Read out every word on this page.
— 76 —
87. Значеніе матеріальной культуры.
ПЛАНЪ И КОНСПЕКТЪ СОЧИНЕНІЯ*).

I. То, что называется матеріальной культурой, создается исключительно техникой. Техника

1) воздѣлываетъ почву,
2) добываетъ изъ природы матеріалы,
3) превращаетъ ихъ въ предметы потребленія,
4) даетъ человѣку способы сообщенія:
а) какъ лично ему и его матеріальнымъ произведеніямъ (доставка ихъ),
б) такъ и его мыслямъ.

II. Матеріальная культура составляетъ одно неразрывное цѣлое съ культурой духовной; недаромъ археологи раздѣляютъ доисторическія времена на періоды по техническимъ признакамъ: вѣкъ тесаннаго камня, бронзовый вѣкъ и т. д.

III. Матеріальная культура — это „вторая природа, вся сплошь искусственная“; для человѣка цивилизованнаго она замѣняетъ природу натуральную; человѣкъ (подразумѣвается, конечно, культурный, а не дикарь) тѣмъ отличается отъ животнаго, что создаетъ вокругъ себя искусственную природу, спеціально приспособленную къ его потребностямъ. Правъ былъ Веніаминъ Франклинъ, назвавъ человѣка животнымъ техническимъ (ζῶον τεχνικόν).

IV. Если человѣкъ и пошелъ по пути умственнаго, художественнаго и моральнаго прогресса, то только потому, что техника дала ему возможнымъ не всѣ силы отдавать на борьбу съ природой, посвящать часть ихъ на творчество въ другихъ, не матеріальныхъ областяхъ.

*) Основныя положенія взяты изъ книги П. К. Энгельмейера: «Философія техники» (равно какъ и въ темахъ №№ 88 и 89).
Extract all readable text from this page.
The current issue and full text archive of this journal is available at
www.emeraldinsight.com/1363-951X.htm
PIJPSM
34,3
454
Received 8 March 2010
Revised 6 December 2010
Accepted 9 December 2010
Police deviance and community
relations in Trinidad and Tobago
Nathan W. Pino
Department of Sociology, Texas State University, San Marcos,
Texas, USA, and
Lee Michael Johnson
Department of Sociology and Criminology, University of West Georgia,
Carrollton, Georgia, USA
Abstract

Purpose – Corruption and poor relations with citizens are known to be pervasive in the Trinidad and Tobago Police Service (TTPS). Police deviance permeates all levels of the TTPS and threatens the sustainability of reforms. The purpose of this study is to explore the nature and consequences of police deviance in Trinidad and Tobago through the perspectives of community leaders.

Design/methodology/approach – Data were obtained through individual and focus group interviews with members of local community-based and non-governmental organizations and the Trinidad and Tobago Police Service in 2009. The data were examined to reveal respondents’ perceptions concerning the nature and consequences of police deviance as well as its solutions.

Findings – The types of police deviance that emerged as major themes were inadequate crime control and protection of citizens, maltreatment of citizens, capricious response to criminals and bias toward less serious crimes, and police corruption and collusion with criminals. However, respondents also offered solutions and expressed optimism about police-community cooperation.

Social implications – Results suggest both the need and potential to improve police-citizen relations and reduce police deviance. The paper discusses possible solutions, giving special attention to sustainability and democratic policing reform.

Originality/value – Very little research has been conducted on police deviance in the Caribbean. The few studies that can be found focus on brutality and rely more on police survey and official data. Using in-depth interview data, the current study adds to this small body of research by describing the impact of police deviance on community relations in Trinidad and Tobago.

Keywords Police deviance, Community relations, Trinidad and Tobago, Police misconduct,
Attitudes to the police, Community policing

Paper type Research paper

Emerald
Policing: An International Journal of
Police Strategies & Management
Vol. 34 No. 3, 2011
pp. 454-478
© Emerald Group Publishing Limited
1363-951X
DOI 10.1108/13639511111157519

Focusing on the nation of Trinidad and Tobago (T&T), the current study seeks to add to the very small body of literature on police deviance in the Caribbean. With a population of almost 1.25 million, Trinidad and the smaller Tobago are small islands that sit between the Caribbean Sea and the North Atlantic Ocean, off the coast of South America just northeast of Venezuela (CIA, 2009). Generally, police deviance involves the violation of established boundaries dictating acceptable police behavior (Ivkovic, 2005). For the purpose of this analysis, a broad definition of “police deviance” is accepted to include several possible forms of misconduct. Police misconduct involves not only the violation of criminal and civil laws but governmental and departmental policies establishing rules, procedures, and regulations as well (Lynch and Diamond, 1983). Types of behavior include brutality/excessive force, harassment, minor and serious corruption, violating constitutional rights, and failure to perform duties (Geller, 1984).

◆ ◆ ◆ ◆ ◆

§ GIVEN INSTRUCTION: Search the records above for "Sociology". Copy each line where it is found.

§ WRITTEN ANSWER:
Department of Sociology, Texas State University, San Marcos,
Department of Sociology and Criminology, University of West Georgia,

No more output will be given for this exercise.